Look through the data and write out every line with the word "PMDB" in it.

(Stored records)
--

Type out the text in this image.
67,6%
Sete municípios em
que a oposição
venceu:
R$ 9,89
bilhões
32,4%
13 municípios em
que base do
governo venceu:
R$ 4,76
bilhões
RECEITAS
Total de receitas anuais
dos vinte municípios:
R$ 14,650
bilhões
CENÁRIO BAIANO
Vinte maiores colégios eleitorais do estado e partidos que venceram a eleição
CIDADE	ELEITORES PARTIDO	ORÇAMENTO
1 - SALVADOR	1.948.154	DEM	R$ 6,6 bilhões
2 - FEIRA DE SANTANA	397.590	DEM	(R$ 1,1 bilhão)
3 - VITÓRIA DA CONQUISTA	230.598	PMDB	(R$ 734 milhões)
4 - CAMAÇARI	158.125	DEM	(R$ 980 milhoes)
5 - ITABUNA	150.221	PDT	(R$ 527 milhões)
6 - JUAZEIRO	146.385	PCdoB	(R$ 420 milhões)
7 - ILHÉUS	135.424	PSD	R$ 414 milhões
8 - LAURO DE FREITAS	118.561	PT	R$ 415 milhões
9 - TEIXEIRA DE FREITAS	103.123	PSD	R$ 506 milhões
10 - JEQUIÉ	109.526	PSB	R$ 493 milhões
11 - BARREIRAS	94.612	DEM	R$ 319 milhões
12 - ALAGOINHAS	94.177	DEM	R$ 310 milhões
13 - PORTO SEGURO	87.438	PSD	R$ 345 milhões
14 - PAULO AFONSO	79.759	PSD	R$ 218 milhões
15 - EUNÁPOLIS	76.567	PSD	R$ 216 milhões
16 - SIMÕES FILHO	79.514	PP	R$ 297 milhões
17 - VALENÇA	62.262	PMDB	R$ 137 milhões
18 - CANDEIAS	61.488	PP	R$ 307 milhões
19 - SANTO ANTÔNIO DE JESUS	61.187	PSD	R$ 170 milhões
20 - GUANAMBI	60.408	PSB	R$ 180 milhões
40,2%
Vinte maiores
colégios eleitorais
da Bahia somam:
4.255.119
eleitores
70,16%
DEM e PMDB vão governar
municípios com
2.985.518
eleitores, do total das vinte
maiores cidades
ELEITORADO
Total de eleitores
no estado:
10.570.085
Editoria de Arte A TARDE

--

RESULT OF THIS TASK:
3 - VITÓRIA DA CONQUISTA	230.598	PMDB	(R$ 734 milhões)
17 - VALENÇA	62.262	PMDB	R$ 137 milhões
DEM e PMDB vão governar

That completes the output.